Items listed in a dataset
* Start *

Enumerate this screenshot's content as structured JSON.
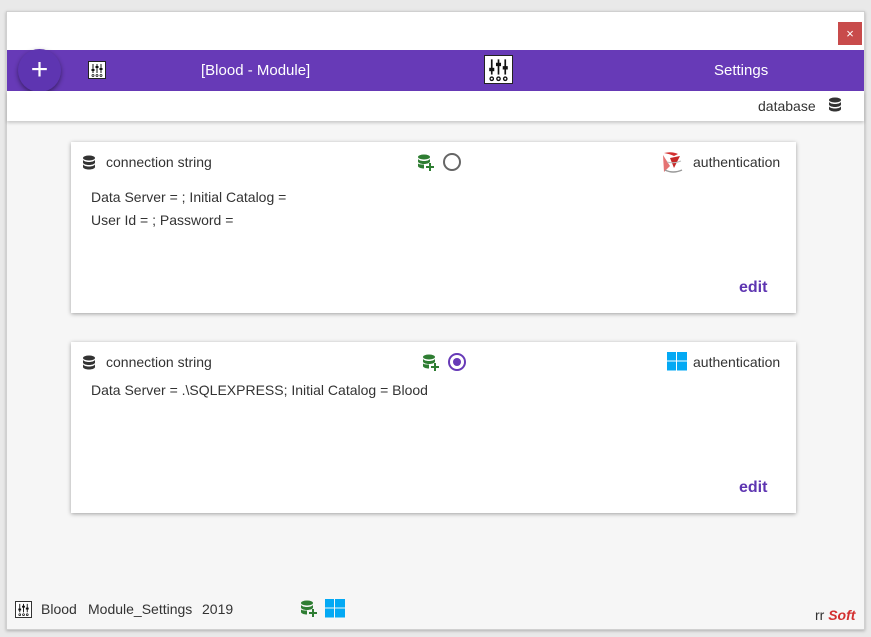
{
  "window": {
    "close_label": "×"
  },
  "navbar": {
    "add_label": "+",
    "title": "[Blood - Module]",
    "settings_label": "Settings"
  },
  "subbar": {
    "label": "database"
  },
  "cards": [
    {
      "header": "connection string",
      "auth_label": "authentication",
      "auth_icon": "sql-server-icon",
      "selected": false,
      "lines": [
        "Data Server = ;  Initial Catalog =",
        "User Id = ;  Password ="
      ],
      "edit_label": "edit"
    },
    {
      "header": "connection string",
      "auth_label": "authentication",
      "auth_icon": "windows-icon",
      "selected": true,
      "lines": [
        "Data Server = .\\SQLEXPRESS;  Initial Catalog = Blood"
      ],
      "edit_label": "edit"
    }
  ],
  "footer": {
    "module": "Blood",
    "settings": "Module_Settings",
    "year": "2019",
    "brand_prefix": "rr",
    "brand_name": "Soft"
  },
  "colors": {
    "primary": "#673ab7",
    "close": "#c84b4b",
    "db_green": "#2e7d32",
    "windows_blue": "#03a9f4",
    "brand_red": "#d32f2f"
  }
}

* End *
* Start *

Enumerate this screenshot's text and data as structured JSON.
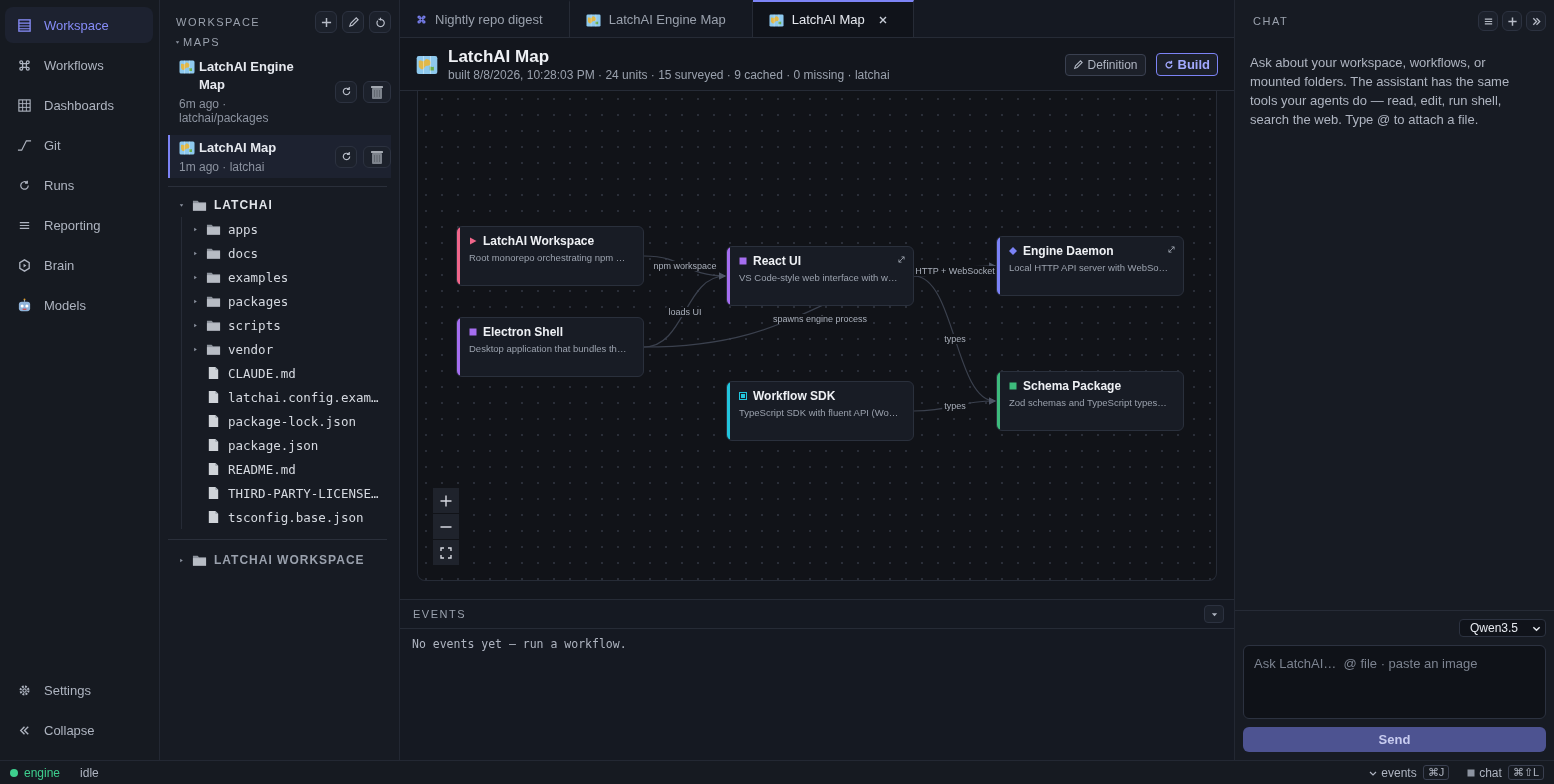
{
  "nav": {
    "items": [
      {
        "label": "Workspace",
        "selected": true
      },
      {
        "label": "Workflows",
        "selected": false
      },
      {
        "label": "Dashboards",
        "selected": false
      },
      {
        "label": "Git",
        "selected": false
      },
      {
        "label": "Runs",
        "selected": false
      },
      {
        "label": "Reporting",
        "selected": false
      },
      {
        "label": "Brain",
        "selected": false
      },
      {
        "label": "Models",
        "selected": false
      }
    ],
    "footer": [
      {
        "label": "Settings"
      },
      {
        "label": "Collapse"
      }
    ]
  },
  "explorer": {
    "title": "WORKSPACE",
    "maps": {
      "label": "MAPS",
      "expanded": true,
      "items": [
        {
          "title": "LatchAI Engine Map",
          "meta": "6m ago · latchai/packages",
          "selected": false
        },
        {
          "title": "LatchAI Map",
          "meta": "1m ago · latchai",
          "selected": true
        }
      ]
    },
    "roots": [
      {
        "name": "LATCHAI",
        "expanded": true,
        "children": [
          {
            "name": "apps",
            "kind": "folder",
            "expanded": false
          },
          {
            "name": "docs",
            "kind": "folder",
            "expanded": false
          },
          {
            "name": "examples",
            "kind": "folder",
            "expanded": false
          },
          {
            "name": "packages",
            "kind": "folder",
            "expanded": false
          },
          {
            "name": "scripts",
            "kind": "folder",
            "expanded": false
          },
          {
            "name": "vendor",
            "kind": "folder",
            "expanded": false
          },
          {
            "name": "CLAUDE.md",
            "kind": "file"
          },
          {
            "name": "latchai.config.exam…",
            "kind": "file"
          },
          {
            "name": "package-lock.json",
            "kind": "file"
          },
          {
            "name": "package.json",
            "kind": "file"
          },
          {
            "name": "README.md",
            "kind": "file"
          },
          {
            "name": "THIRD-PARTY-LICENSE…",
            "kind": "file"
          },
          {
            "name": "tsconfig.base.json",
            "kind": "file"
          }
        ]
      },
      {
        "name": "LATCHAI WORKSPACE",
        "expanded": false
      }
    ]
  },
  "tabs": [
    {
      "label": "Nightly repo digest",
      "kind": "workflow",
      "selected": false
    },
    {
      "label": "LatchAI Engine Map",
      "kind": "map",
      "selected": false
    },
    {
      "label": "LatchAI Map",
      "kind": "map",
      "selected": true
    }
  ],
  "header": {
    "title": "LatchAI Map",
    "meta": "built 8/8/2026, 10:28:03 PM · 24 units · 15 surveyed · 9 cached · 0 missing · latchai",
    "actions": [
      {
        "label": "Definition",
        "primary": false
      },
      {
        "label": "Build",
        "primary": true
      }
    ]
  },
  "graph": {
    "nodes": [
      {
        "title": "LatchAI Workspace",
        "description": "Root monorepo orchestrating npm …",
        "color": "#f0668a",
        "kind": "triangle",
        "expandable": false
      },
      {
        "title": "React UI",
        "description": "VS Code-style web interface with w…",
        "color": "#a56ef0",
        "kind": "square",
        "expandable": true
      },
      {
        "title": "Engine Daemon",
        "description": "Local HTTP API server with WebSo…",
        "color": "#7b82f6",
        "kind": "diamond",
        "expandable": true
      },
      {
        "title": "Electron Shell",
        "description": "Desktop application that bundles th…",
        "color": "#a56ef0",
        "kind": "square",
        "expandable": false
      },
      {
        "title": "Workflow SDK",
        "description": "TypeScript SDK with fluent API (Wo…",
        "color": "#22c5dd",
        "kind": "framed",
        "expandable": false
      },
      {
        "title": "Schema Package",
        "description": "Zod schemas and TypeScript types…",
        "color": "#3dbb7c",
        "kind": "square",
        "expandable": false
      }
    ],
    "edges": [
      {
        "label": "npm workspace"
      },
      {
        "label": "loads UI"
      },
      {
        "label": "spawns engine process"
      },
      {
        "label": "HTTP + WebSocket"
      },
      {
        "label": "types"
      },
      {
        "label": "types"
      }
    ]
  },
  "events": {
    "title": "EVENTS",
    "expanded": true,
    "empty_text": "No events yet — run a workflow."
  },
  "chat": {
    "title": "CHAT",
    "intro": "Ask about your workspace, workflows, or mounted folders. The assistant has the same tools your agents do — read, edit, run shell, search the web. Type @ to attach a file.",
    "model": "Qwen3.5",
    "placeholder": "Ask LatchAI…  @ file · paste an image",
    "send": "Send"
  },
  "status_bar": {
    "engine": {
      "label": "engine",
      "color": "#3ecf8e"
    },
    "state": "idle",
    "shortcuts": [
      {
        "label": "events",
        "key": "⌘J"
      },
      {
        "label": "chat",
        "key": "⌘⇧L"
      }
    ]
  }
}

* End *
* Start *

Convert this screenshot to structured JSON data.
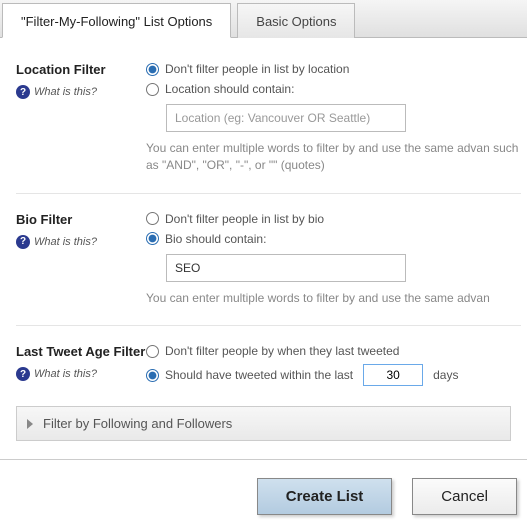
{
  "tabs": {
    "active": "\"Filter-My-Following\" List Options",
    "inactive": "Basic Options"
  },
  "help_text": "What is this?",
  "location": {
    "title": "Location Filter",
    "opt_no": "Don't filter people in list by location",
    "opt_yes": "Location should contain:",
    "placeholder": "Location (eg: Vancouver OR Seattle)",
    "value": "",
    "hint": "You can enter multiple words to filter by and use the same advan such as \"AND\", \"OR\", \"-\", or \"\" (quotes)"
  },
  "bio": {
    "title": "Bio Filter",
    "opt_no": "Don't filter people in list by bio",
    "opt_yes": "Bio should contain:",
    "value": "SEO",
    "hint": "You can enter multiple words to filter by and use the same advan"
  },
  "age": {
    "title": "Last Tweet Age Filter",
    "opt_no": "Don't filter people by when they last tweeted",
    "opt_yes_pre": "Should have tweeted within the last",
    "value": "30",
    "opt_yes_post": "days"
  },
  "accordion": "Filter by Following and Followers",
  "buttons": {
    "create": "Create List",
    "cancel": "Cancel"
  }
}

* End *

• **What is asked**:
Copy down every line of the entries containing the word "true".

• **Output for this exercise**:
      "selected": true,
        "selected": true
      "expanded": true,
          "selected": true
        "expanded": true,
      "selected": true
        "primary": true
        "expandable": true
        "expandable": true
    "expanded": true,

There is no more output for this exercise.